_To do:_
Set down every entry again word for word, please, but skip the pictures.

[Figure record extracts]

===

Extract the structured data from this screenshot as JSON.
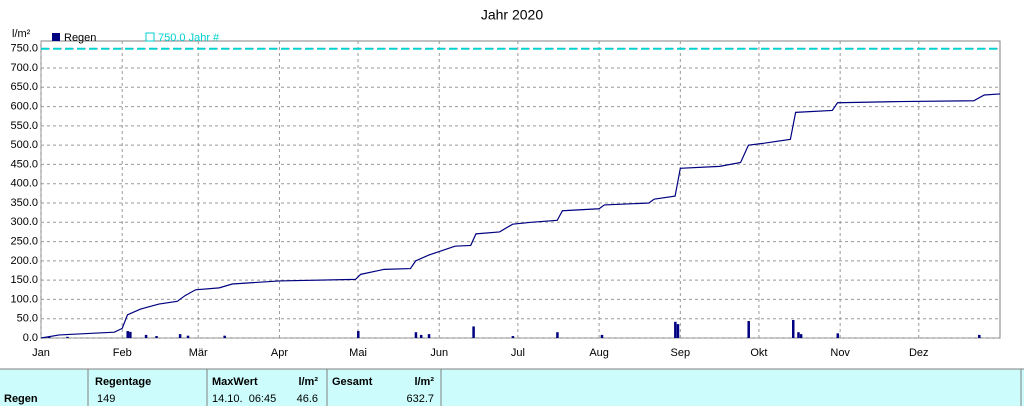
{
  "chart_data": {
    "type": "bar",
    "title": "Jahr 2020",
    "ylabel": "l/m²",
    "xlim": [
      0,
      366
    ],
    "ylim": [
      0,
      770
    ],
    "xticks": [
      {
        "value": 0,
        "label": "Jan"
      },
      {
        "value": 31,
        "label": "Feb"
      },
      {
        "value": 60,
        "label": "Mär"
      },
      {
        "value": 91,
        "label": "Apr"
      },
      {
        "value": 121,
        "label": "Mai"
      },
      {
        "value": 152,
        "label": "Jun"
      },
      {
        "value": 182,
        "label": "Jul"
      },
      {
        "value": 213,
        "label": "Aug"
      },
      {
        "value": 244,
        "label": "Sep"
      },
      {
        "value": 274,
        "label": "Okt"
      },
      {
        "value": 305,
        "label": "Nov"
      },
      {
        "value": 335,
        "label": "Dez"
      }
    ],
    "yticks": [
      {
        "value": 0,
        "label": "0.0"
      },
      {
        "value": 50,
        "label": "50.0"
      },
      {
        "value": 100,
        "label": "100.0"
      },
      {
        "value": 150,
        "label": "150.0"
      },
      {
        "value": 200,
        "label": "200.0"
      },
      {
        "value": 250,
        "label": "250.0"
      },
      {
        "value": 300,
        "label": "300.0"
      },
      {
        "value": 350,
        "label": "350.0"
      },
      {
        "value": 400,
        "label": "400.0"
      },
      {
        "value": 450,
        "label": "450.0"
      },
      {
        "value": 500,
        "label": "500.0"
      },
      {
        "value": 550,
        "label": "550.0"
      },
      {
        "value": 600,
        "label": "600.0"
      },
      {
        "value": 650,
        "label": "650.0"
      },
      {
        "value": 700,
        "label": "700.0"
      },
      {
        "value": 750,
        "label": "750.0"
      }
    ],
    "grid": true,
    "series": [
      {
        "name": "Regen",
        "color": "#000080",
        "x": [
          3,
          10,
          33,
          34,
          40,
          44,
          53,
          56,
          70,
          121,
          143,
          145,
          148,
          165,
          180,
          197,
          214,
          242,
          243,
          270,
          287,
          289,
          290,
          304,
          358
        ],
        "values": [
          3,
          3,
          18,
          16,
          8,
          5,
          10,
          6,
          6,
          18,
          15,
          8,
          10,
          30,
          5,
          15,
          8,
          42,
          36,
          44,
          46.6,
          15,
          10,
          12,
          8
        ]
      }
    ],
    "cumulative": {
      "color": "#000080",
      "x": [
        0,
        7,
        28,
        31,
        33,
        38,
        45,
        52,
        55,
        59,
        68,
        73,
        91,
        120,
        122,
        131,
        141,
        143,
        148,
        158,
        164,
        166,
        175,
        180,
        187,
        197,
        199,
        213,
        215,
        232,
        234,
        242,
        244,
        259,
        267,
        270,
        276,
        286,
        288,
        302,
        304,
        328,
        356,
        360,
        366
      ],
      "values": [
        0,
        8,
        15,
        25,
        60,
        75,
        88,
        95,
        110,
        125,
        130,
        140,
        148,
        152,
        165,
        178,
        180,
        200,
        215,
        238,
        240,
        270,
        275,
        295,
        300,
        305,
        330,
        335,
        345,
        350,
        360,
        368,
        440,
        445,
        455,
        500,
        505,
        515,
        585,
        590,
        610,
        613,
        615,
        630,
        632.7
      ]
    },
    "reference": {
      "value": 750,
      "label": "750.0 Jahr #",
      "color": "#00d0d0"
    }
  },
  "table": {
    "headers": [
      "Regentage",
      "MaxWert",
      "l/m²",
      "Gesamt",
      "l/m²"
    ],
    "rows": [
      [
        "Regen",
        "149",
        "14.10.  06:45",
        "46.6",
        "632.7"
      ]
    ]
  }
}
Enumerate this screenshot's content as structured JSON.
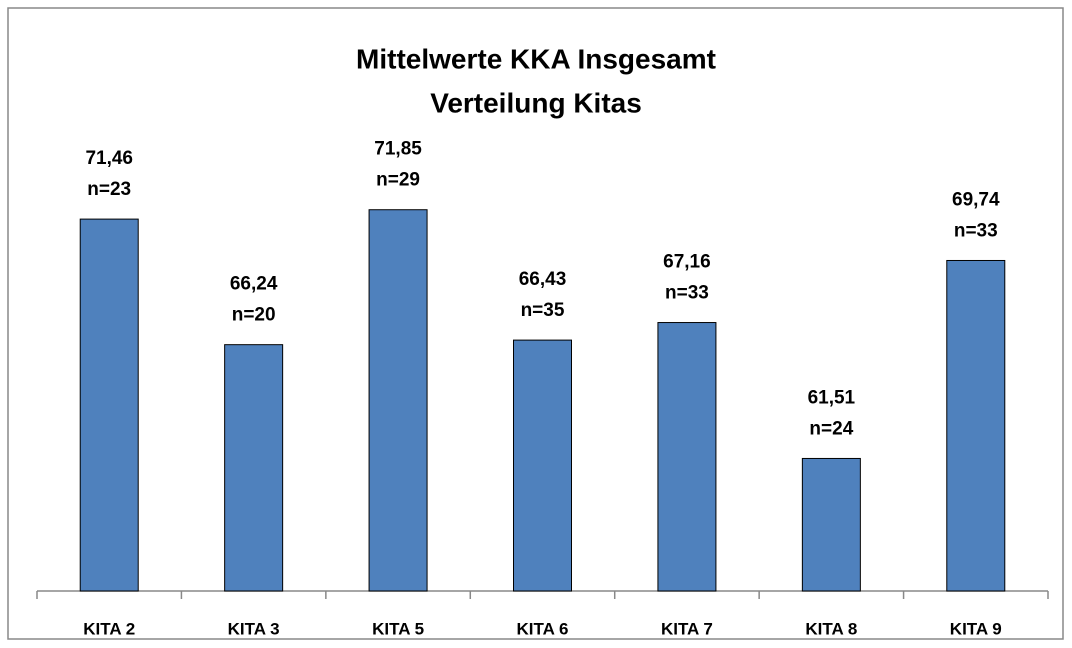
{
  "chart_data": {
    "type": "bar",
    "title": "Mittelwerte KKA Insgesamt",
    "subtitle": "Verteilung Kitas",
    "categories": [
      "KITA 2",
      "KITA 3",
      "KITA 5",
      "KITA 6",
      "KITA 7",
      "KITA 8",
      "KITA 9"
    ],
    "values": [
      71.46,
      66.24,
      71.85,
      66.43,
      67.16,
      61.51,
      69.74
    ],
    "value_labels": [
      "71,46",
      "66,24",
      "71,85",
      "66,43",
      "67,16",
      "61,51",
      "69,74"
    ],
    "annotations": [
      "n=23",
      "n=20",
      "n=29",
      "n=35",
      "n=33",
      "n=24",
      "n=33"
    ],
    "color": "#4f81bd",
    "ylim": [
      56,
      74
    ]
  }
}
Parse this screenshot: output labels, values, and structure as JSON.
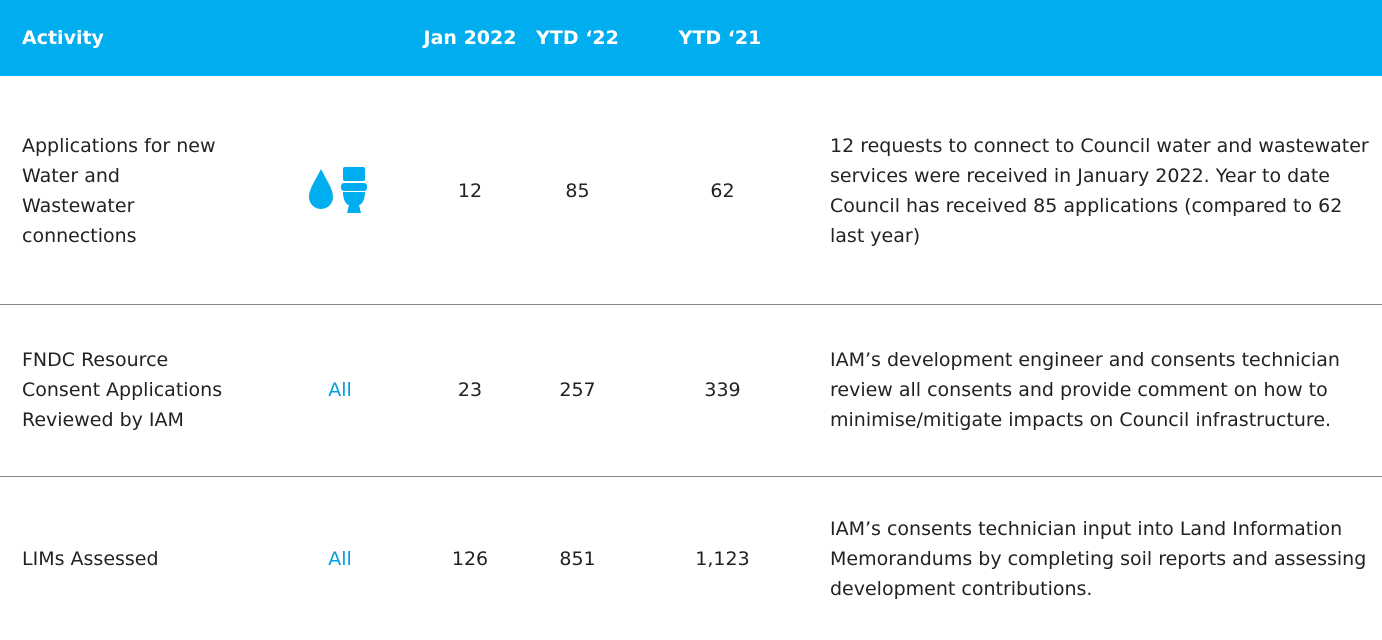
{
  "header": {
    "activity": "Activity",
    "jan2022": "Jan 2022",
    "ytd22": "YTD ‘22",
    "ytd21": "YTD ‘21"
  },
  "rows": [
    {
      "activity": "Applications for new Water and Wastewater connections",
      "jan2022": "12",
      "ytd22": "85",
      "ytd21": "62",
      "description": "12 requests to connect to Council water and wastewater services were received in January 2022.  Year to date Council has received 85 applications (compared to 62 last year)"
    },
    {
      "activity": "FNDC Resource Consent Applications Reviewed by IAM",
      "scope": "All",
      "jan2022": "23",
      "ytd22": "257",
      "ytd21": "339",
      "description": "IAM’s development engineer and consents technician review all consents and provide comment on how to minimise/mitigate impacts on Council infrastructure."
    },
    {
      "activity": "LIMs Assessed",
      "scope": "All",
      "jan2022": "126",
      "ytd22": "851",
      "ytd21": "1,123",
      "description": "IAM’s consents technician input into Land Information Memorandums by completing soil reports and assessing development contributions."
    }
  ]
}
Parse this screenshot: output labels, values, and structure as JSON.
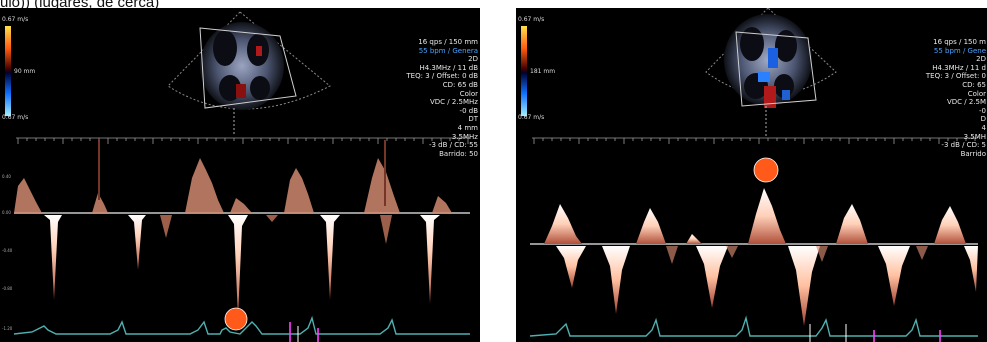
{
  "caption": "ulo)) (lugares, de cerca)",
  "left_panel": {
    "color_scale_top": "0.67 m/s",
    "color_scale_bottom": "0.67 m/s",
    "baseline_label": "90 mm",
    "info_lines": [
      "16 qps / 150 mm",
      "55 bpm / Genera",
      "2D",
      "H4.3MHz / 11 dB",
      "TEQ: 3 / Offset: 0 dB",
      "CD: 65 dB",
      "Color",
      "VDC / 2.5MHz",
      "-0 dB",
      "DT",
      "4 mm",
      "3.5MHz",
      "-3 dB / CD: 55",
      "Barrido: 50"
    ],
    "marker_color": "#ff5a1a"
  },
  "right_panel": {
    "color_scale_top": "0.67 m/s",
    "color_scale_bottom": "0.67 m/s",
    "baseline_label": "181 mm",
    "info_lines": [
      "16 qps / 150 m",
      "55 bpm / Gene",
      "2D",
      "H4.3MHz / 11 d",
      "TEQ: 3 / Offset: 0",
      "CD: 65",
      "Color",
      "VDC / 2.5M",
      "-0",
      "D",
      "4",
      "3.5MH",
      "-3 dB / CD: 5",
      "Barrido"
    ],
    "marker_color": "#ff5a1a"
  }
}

===

_Reply to the exercise:_
Extract the structured data from this screenshot as JSON.
{
  "chart_data": {
    "type": "bar",
    "title": "Jahr 2020",
    "ylabel": "l/m²",
    "xlim": [
      0,
      366
    ],
    "ylim": [
      0,
      770
    ],
    "xticks": [
      {
        "value": 0,
        "label": "Jan"
      },
      {
        "value": 31,
        "label": "Feb"
      },
      {
        "value": 60,
        "label": "Mär"
      },
      {
        "value": 91,
        "label": "Apr"
      },
      {
        "value": 121,
        "label": "Mai"
      },
      {
        "value": 152,
        "label": "Jun"
      },
      {
        "value": 182,
        "label": "Jul"
      },
      {
        "value": 213,
        "label": "Aug"
      },
      {
        "value": 244,
        "label": "Sep"
      },
      {
        "value": 274,
        "label": "Okt"
      },
      {
        "value": 305,
        "label": "Nov"
      },
      {
        "value": 335,
        "label": "Dez"
      }
    ],
    "yticks": [
      {
        "value": 0,
        "label": "0.0"
      },
      {
        "value": 50,
        "label": "50.0"
      },
      {
        "value": 100,
        "label": "100.0"
      },
      {
        "value": 150,
        "label": "150.0"
      },
      {
        "value": 200,
        "label": "200.0"
      },
      {
        "value": 250,
        "label": "250.0"
      },
      {
        "value": 300,
        "label": "300.0"
      },
      {
        "value": 350,
        "label": "350.0"
      },
      {
        "value": 400,
        "label": "400.0"
      },
      {
        "value": 450,
        "label": "450.0"
      },
      {
        "value": 500,
        "label": "500.0"
      },
      {
        "value": 550,
        "label": "550.0"
      },
      {
        "value": 600,
        "label": "600.0"
      },
      {
        "value": 650,
        "label": "650.0"
      },
      {
        "value": 700,
        "label": "700.0"
      },
      {
        "value": 750,
        "label": "750.0"
      }
    ],
    "grid": true,
    "series": [
      {
        "name": "Regen",
        "color": "#000080",
        "x": [
          3,
          10,
          33,
          34,
          40,
          44,
          53,
          56,
          70,
          121,
          143,
          145,
          148,
          165,
          180,
          197,
          214,
          242,
          243,
          270,
          287,
          289,
          290,
          304,
          358
        ],
        "values": [
          3,
          3,
          18,
          16,
          8,
          5,
          10,
          6,
          6,
          18,
          15,
          8,
          10,
          30,
          5,
          15,
          8,
          42,
          36,
          44,
          46.6,
          15,
          10,
          12,
          8
        ]
      }
    ],
    "cumulative": {
      "color": "#000080",
      "x": [
        0,
        7,
        28,
        31,
        33,
        38,
        45,
        52,
        55,
        59,
        68,
        73,
        91,
        120,
        122,
        131,
        141,
        143,
        148,
        158,
        164,
        166,
        175,
        180,
        187,
        197,
        199,
        213,
        215,
        232,
        234,
        242,
        244,
        259,
        267,
        270,
        276,
        286,
        288,
        302,
        304,
        328,
        356,
        360,
        366
      ],
      "values": [
        0,
        8,
        15,
        25,
        60,
        75,
        88,
        95,
        110,
        125,
        130,
        140,
        148,
        152,
        165,
        178,
        180,
        200,
        215,
        238,
        240,
        270,
        275,
        295,
        300,
        305,
        330,
        335,
        345,
        350,
        360,
        368,
        440,
        445,
        455,
        500,
        505,
        515,
        585,
        590,
        610,
        613,
        615,
        630,
        632.7
      ]
    },
    "reference": {
      "value": 750,
      "label": "750.0 Jahr #",
      "color": "#00d0d0"
    }
  },
  "table": {
    "headers": [
      "Regentage",
      "MaxWert",
      "l/m²",
      "Gesamt",
      "l/m²"
    ],
    "rows": [
      [
        "Regen",
        "149",
        "14.10.  06:45",
        "46.6",
        "632.7"
      ]
    ]
  }
}
Enumerate this screenshot's content as structured JSON.
{
  "chart_data": {
    "type": "bar",
    "title": "Mittelwerte KKA Insgesamt",
    "subtitle": "Verteilung Kitas",
    "categories": [
      "KITA 2",
      "KITA 3",
      "KITA 5",
      "KITA 6",
      "KITA 7",
      "KITA 8",
      "KITA 9"
    ],
    "values": [
      71.46,
      66.24,
      71.85,
      66.43,
      67.16,
      61.51,
      69.74
    ],
    "value_labels": [
      "71,46",
      "66,24",
      "71,85",
      "66,43",
      "67,16",
      "61,51",
      "69,74"
    ],
    "annotations": [
      "n=23",
      "n=20",
      "n=29",
      "n=35",
      "n=33",
      "n=24",
      "n=33"
    ],
    "color": "#4f81bd",
    "ylim": [
      56,
      74
    ]
  }
}
Parse this screenshot: output labels, values, and structure as JSON.
{
  "header": {
    "activity": "Activity",
    "jan2022": "Jan 2022",
    "ytd22": "YTD ‘22",
    "ytd21": "YTD ‘21"
  },
  "rows": [
    {
      "activity": "Applications for new Water and Wastewater connections",
      "jan2022": "12",
      "ytd22": "85",
      "ytd21": "62",
      "description": "12 requests to connect to Council water and wastewater services were received in January 2022.  Year to date Council has received 85 applications (compared to 62 last year)"
    },
    {
      "activity": "FNDC Resource Consent Applications Reviewed by IAM",
      "scope": "All",
      "jan2022": "23",
      "ytd22": "257",
      "ytd21": "339",
      "description": "IAM’s development engineer and consents technician review all consents and provide comment on how to minimise/mitigate impacts on Council infrastructure."
    },
    {
      "activity": "LIMs Assessed",
      "scope": "All",
      "jan2022": "126",
      "ytd22": "851",
      "ytd21": "1,123",
      "description": "IAM’s consents technician input into Land Information Memorandums by completing soil reports and assessing development contributions."
    }
  ]
}
Parse this screenshot: output labels, values, and structure as JSON.
{
  "caption": "ulo)) (lugares, de cerca)",
  "left_panel": {
    "color_scale_top": "0.67 m/s",
    "color_scale_bottom": "0.67 m/s",
    "baseline_label": "90 mm",
    "info_lines": [
      "16 qps / 150 mm",
      "55 bpm / Genera",
      "2D",
      "H4.3MHz / 11 dB",
      "TEQ: 3 / Offset: 0 dB",
      "CD: 65 dB",
      "Color",
      "VDC / 2.5MHz",
      "-0 dB",
      "DT",
      "4 mm",
      "3.5MHz",
      "-3 dB / CD: 55",
      "Barrido: 50"
    ],
    "marker_color": "#ff5a1a"
  },
  "right_panel": {
    "color_scale_top": "0.67 m/s",
    "color_scale_bottom": "0.67 m/s",
    "baseline_label": "181 mm",
    "info_lines": [
      "16 qps / 150 m",
      "55 bpm / Gene",
      "2D",
      "H4.3MHz / 11 d",
      "TEQ: 3 / Offset: 0",
      "CD: 65",
      "Color",
      "VDC / 2.5M",
      "-0",
      "D",
      "4",
      "3.5MH",
      "-3 dB / CD: 5",
      "Barrido"
    ],
    "marker_color": "#ff5a1a"
  }
}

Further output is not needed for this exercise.